> [REQUIREMENTS] Write out the listing below exactly, and omit any images you find in it.

> [SOURCE MATERIAL]
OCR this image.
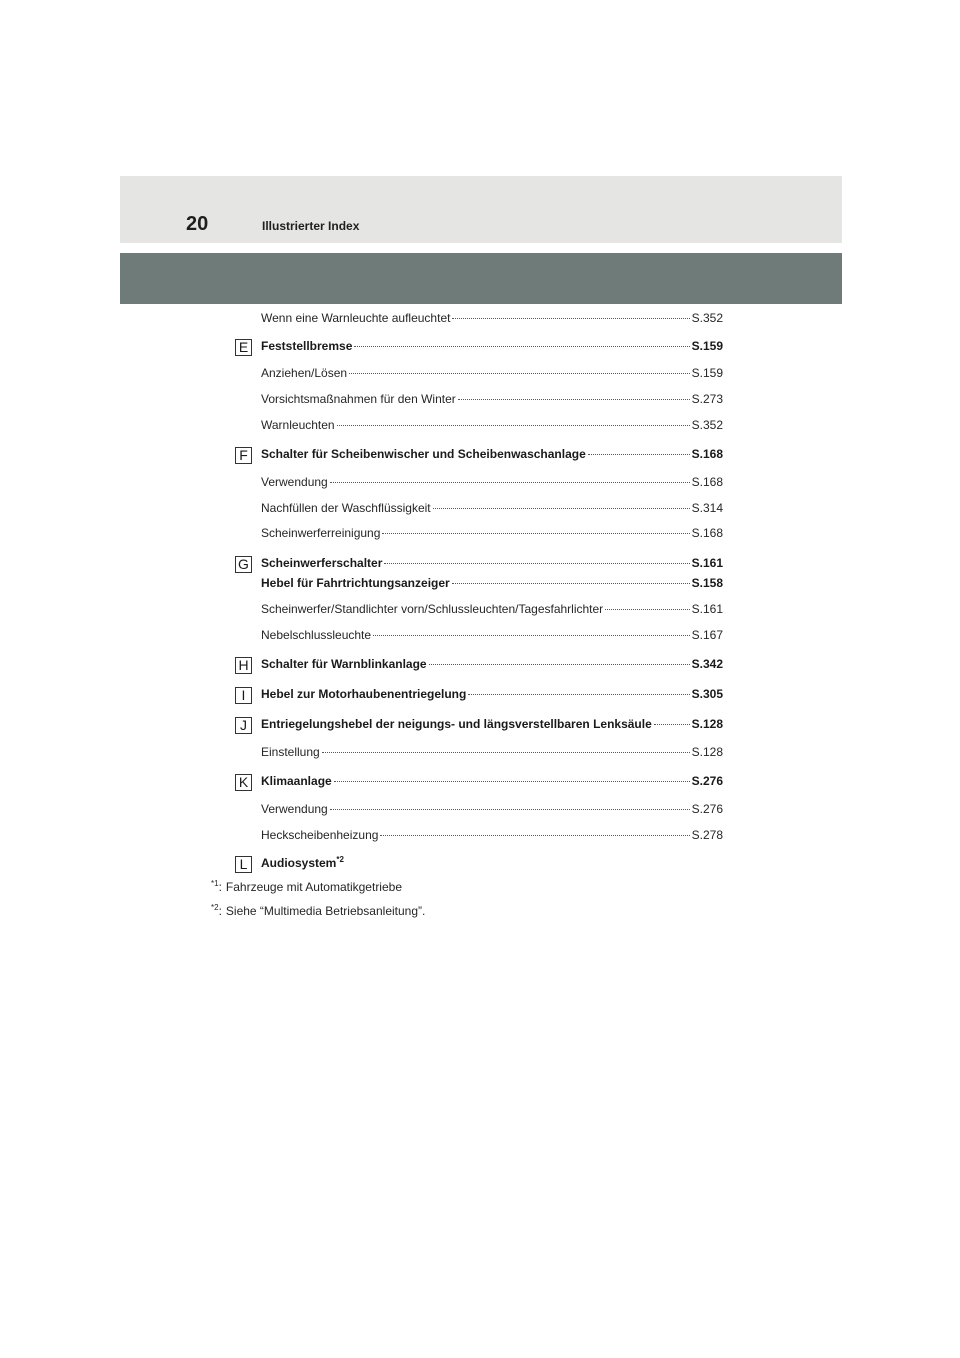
20	Illustrierter Index
Wenn eine Warnleuchte aufleuchtet	S.352
E	Feststellbremse	S.159
Anziehen/Lösen	S.159
Vorsichtsmaßnahmen für den Winter	S.273
Warnleuchten	S.352
F	Schalter für Scheibenwischer und Scheibenwaschanlage	S.168
Verwendung	S.168
Nachfüllen der Waschflüssigkeit	S.314
Scheinwerferreinigung	S.168
G Scheinwerferschalter	S.161
Hebel für Fahrtrichtungsanzeiger	S.158
Scheinwerfer/Standlichter vorn/Schlussleuchten/Tagesfahrlichter	S.161
Nebelschlussleuchte	S.167
H Schalter für Warnblinkanlage	S.342
I	Hebel zur Motorhaubenentriegelung	S.305
J	Entriegelungshebel der neigungs- und längsverstellbaren Lenksäule	S.128
Einstellung	S.128
K	Klimaanlage	S.276
Verwendung	S.276
Heckscheibenheizung	S.278
L	Audiosystem$^{*2}$
$^{*1}$: Fahrzeuge mit Automatikgetriebe
$^{*2}$: Siehe “Multimedia Betriebsanleitung”.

> [THE RESPONSE]
OCR this image.
20	Illustrierter Index
Wenn eine Warnleuchte aufleuchtet	S.352
E	Feststellbremse	S.159
Anziehen/Lösen	S.159
Vorsichtsmaßnahmen für den Winter	S.273
Warnleuchten	S.352
F	Schalter für Scheibenwischer und Scheibenwaschanlage	S.168
Verwendung	S.168
Nachfüllen der Waschflüssigkeit	S.314
Scheinwerferreinigung	S.168
G Scheinwerferschalter	S.161
Hebel für Fahrtrichtungsanzeiger	S.158
Scheinwerfer/Standlichter vorn/Schlussleuchten/Tagesfahrlichter	S.161
Nebelschlussleuchte	S.167
H Schalter für Warnblinkanlage	S.342
I	Hebel zur Motorhaubenentriegelung	S.305
J	Entriegelungshebel der neigungs- und längsverstellbaren Lenksäule	S.128
Einstellung	S.128
K	Klimaanlage	S.276
Verwendung	S.276
Heckscheibenheizung	S.278
L	Audiosystem$^{*2}$
$^{*1}$: Fahrzeuge mit Automatikgetriebe
$^{*2}$: Siehe “Multimedia Betriebsanleitung”.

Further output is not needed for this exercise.